### Goal
Render every entry verbatim.

-- BEGIN Material supplied --

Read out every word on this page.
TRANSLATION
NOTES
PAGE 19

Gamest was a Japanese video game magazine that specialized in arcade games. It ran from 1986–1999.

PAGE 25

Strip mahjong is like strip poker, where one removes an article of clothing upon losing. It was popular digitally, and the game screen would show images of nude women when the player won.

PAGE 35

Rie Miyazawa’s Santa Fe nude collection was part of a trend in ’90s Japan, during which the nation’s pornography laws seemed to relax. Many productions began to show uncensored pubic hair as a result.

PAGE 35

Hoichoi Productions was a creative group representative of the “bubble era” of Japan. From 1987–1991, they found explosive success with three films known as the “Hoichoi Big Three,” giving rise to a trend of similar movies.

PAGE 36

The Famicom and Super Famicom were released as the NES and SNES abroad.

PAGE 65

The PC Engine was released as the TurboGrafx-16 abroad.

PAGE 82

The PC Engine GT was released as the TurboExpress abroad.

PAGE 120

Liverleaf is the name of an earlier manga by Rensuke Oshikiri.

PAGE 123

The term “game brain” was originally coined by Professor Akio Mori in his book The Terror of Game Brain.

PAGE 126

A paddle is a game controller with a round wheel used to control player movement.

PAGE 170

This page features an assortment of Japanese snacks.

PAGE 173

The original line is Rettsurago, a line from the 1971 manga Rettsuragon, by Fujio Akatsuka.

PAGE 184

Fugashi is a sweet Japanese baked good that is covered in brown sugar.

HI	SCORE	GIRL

-- END Material supplied --

### Complete response
Read out every word on this page.
TRANSLATION
NOTES
PAGE 19

Gamest was a Japanese video game magazine that specialized in arcade games. It ran from 1986–1999.

PAGE 25

Strip mahjong is like strip poker, where one removes an article of clothing upon losing. It was popular digitally, and the game screen would show images of nude women when the player won.

PAGE 35

Rie Miyazawa’s Santa Fe nude collection was part of a trend in ’90s Japan, during which the nation’s pornography laws seemed to relax. Many productions began to show uncensored pubic hair as a result.

PAGE 35

Hoichoi Productions was a creative group representative of the “bubble era” of Japan. From 1987–1991, they found explosive success with three films known as the “Hoichoi Big Three,” giving rise to a trend of similar movies.

PAGE 36

The Famicom and Super Famicom were released as the NES and SNES abroad.

PAGE 65

The PC Engine was released as the TurboGrafx-16 abroad.

PAGE 82

The PC Engine GT was released as the TurboExpress abroad.

PAGE 120

Liverleaf is the name of an earlier manga by Rensuke Oshikiri.

PAGE 123

The term “game brain” was originally coined by Professor Akio Mori in his book The Terror of Game Brain.

PAGE 126

A paddle is a game controller with a round wheel used to control player movement.

PAGE 170

This page features an assortment of Japanese snacks.

PAGE 173

The original line is Rettsurago, a line from the 1971 manga Rettsuragon, by Fujio Akatsuka.

PAGE 184

Fugashi is a sweet Japanese baked good that is covered in brown sugar.

HI	SCORE	GIRL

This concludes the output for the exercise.